Records from a data collection:
+ + + + +
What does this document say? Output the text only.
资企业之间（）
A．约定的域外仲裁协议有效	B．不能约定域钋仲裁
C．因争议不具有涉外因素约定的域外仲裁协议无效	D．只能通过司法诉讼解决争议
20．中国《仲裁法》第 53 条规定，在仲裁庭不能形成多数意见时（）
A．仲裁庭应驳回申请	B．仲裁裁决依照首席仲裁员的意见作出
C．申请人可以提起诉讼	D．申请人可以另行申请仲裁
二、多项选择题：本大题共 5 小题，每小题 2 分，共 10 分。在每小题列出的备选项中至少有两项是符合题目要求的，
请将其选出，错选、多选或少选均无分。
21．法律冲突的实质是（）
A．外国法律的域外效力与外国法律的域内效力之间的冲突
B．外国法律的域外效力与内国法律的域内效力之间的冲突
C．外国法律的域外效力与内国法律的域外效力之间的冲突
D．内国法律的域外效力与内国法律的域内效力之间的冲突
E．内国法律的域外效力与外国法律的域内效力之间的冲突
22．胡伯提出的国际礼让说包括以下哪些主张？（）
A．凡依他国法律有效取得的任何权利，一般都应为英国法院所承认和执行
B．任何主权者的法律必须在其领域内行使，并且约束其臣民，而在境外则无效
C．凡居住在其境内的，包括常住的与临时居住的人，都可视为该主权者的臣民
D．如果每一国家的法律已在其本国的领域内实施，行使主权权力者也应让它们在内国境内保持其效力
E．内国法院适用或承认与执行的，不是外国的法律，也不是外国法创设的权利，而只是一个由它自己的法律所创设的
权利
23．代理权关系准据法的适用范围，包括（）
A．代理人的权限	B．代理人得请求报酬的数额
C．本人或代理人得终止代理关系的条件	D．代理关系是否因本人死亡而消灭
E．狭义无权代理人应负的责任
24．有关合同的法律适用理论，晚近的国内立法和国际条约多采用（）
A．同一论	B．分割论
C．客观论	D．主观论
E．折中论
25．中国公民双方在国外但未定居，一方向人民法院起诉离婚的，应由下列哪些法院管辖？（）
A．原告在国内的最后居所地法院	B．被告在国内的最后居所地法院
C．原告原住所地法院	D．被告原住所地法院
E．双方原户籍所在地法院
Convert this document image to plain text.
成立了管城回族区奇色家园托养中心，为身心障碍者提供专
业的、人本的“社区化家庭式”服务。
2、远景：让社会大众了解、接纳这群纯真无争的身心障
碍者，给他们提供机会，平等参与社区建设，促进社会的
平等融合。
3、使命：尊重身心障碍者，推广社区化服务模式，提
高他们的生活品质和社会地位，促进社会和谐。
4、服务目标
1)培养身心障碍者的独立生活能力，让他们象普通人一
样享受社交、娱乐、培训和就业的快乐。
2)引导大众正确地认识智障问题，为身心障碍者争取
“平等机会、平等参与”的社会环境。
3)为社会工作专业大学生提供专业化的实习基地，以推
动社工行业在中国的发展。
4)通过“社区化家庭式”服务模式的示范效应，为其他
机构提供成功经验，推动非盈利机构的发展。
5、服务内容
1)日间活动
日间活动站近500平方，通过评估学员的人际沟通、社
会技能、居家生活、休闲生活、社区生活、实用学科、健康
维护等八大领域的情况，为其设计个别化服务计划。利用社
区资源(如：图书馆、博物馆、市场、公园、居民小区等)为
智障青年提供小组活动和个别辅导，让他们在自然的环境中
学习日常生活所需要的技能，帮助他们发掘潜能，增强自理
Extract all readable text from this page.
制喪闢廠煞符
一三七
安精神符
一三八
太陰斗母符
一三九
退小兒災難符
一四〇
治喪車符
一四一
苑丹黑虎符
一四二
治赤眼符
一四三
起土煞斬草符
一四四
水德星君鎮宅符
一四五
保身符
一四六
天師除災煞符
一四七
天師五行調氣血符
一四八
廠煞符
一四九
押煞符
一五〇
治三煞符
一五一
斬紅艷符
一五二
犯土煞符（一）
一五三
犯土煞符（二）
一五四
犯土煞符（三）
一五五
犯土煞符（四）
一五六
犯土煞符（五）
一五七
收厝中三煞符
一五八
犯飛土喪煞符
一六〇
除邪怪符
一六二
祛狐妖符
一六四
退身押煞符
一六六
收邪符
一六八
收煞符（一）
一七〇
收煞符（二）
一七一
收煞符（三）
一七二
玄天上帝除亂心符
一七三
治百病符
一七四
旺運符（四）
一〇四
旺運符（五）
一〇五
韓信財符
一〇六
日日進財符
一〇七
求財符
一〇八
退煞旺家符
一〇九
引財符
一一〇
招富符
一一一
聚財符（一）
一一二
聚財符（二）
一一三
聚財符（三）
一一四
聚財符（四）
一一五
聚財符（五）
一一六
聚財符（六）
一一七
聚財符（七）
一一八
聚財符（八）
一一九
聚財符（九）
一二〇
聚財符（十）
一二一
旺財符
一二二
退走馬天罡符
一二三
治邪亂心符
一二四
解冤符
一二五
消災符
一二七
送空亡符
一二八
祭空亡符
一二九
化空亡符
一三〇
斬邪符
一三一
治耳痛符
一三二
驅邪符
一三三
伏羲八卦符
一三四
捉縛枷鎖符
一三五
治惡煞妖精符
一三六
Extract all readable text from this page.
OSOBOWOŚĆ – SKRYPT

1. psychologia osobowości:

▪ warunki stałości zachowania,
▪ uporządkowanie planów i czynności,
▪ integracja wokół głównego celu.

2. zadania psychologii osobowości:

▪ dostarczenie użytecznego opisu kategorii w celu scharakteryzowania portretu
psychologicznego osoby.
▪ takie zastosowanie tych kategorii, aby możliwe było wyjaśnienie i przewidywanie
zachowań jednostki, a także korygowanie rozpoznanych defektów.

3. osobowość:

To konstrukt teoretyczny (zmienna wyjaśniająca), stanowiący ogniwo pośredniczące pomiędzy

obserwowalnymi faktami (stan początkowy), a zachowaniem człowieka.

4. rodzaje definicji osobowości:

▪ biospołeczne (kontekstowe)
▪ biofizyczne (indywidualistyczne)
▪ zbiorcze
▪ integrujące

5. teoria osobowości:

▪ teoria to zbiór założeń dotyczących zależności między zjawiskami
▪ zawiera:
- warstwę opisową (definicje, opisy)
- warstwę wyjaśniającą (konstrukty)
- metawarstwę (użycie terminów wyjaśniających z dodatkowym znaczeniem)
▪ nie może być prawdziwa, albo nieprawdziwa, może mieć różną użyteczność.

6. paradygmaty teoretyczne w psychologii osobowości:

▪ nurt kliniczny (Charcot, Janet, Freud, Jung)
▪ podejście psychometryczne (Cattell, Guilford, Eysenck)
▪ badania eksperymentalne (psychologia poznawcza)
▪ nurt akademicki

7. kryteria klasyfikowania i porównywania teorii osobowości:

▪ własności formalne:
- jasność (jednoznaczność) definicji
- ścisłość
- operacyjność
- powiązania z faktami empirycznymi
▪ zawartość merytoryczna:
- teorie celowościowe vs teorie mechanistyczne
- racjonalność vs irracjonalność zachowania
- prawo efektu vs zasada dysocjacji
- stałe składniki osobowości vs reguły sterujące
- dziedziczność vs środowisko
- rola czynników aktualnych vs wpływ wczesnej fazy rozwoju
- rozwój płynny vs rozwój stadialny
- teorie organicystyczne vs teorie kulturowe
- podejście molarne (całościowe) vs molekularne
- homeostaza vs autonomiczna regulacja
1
+ + + + +
Go through the records above and set each one down exactly, please.

What does this document say? Output the text only.
资企业之间（）
A．约定的域外仲裁协议有效	B．不能约定域钋仲裁
C．因争议不具有涉外因素约定的域外仲裁协议无效	D．只能通过司法诉讼解决争议
20．中国《仲裁法》第 53 条规定，在仲裁庭不能形成多数意见时（）
A．仲裁庭应驳回申请	B．仲裁裁决依照首席仲裁员的意见作出
C．申请人可以提起诉讼	D．申请人可以另行申请仲裁
二、多项选择题：本大题共 5 小题，每小题 2 分，共 10 分。在每小题列出的备选项中至少有两项是符合题目要求的，
请将其选出，错选、多选或少选均无分。
21．法律冲突的实质是（）
A．外国法律的域外效力与外国法律的域内效力之间的冲突
B．外国法律的域外效力与内国法律的域内效力之间的冲突
C．外国法律的域外效力与内国法律的域外效力之间的冲突
D．内国法律的域外效力与内国法律的域内效力之间的冲突
E．内国法律的域外效力与外国法律的域内效力之间的冲突
22．胡伯提出的国际礼让说包括以下哪些主张？（）
A．凡依他国法律有效取得的任何权利，一般都应为英国法院所承认和执行
B．任何主权者的法律必须在其领域内行使，并且约束其臣民，而在境外则无效
C．凡居住在其境内的，包括常住的与临时居住的人，都可视为该主权者的臣民
D．如果每一国家的法律已在其本国的领域内实施，行使主权权力者也应让它们在内国境内保持其效力
E．内国法院适用或承认与执行的，不是外国的法律，也不是外国法创设的权利，而只是一个由它自己的法律所创设的
权利
23．代理权关系准据法的适用范围，包括（）
A．代理人的权限	B．代理人得请求报酬的数额
C．本人或代理人得终止代理关系的条件	D．代理关系是否因本人死亡而消灭
E．狭义无权代理人应负的责任
24．有关合同的法律适用理论，晚近的国内立法和国际条约多采用（）
A．同一论	B．分割论
C．客观论	D．主观论
E．折中论
25．中国公民双方在国外但未定居，一方向人民法院起诉离婚的，应由下列哪些法院管辖？（）
A．原告在国内的最后居所地法院	B．被告在国内的最后居所地法院
C．原告原住所地法院	D．被告原住所地法院
E．双方原户籍所在地法院
Convert this document image to plain text.
成立了管城回族区奇色家园托养中心，为身心障碍者提供专
业的、人本的“社区化家庭式”服务。
2、远景：让社会大众了解、接纳这群纯真无争的身心障
碍者，给他们提供机会，平等参与社区建设，促进社会的
平等融合。
3、使命：尊重身心障碍者，推广社区化服务模式，提
高他们的生活品质和社会地位，促进社会和谐。
4、服务目标
1)培养身心障碍者的独立生活能力，让他们象普通人一
样享受社交、娱乐、培训和就业的快乐。
2)引导大众正确地认识智障问题，为身心障碍者争取
“平等机会、平等参与”的社会环境。
3)为社会工作专业大学生提供专业化的实习基地，以推
动社工行业在中国的发展。
4)通过“社区化家庭式”服务模式的示范效应，为其他
机构提供成功经验，推动非盈利机构的发展。
5、服务内容
1)日间活动
日间活动站近500平方，通过评估学员的人际沟通、社
会技能、居家生活、休闲生活、社区生活、实用学科、健康
维护等八大领域的情况，为其设计个别化服务计划。利用社
区资源(如：图书馆、博物馆、市场、公园、居民小区等)为
智障青年提供小组活动和个别辅导，让他们在自然的环境中
学习日常生活所需要的技能，帮助他们发掘潜能，增强自理
Extract all readable text from this page.
制喪闢廠煞符
一三七
安精神符
一三八
太陰斗母符
一三九
退小兒災難符
一四〇
治喪車符
一四一
苑丹黑虎符
一四二
治赤眼符
一四三
起土煞斬草符
一四四
水德星君鎮宅符
一四五
保身符
一四六
天師除災煞符
一四七
天師五行調氣血符
一四八
廠煞符
一四九
押煞符
一五〇
治三煞符
一五一
斬紅艷符
一五二
犯土煞符（一）
一五三
犯土煞符（二）
一五四
犯土煞符（三）
一五五
犯土煞符（四）
一五六
犯土煞符（五）
一五七
收厝中三煞符
一五八
犯飛土喪煞符
一六〇
除邪怪符
一六二
祛狐妖符
一六四
退身押煞符
一六六
收邪符
一六八
收煞符（一）
一七〇
收煞符（二）
一七一
收煞符（三）
一七二
玄天上帝除亂心符
一七三
治百病符
一七四
旺運符（四）
一〇四
旺運符（五）
一〇五
韓信財符
一〇六
日日進財符
一〇七
求財符
一〇八
退煞旺家符
一〇九
引財符
一一〇
招富符
一一一
聚財符（一）
一一二
聚財符（二）
一一三
聚財符（三）
一一四
聚財符（四）
一一五
聚財符（五）
一一六
聚財符（六）
一一七
聚財符（七）
一一八
聚財符（八）
一一九
聚財符（九）
一二〇
聚財符（十）
一二一
旺財符
一二二
退走馬天罡符
一二三
治邪亂心符
一二四
解冤符
一二五
消災符
一二七
送空亡符
一二八
祭空亡符
一二九
化空亡符
一三〇
斬邪符
一三一
治耳痛符
一三二
驅邪符
一三三
伏羲八卦符
一三四
捉縛枷鎖符
一三五
治惡煞妖精符
一三六
Extract all readable text from this page.
OSOBOWOŚĆ – SKRYPT

1. psychologia osobowości:

▪ warunki stałości zachowania,
▪ uporządkowanie planów i czynności,
▪ integracja wokół głównego celu.

2. zadania psychologii osobowości:

▪ dostarczenie użytecznego opisu kategorii w celu scharakteryzowania portretu
psychologicznego osoby.
▪ takie zastosowanie tych kategorii, aby możliwe było wyjaśnienie i przewidywanie
zachowań jednostki, a także korygowanie rozpoznanych defektów.

3. osobowość:

To konstrukt teoretyczny (zmienna wyjaśniająca), stanowiący ogniwo pośredniczące pomiędzy

obserwowalnymi faktami (stan początkowy), a zachowaniem człowieka.

4. rodzaje definicji osobowości:

▪ biospołeczne (kontekstowe)
▪ biofizyczne (indywidualistyczne)
▪ zbiorcze
▪ integrujące

5. teoria osobowości:

▪ teoria to zbiór założeń dotyczących zależności między zjawiskami
▪ zawiera:
- warstwę opisową (definicje, opisy)
- warstwę wyjaśniającą (konstrukty)
- metawarstwę (użycie terminów wyjaśniających z dodatkowym znaczeniem)
▪ nie może być prawdziwa, albo nieprawdziwa, może mieć różną użyteczność.

6. paradygmaty teoretyczne w psychologii osobowości:

▪ nurt kliniczny (Charcot, Janet, Freud, Jung)
▪ podejście psychometryczne (Cattell, Guilford, Eysenck)
▪ badania eksperymentalne (psychologia poznawcza)
▪ nurt akademicki

7. kryteria klasyfikowania i porównywania teorii osobowości:

▪ własności formalne:
- jasność (jednoznaczność) definicji
- ścisłość
- operacyjność
- powiązania z faktami empirycznymi
▪ zawartość merytoryczna:
- teorie celowościowe vs teorie mechanistyczne
- racjonalność vs irracjonalność zachowania
- prawo efektu vs zasada dysocjacji
- stałe składniki osobowości vs reguły sterujące
- dziedziczność vs środowisko
- rola czynników aktualnych vs wpływ wczesnej fazy rozwoju
- rozwój płynny vs rozwój stadialny
- teorie organicystyczne vs teorie kulturowe
- podejście molarne (całościowe) vs molekularne
- homeostaza vs autonomiczna regulacja
1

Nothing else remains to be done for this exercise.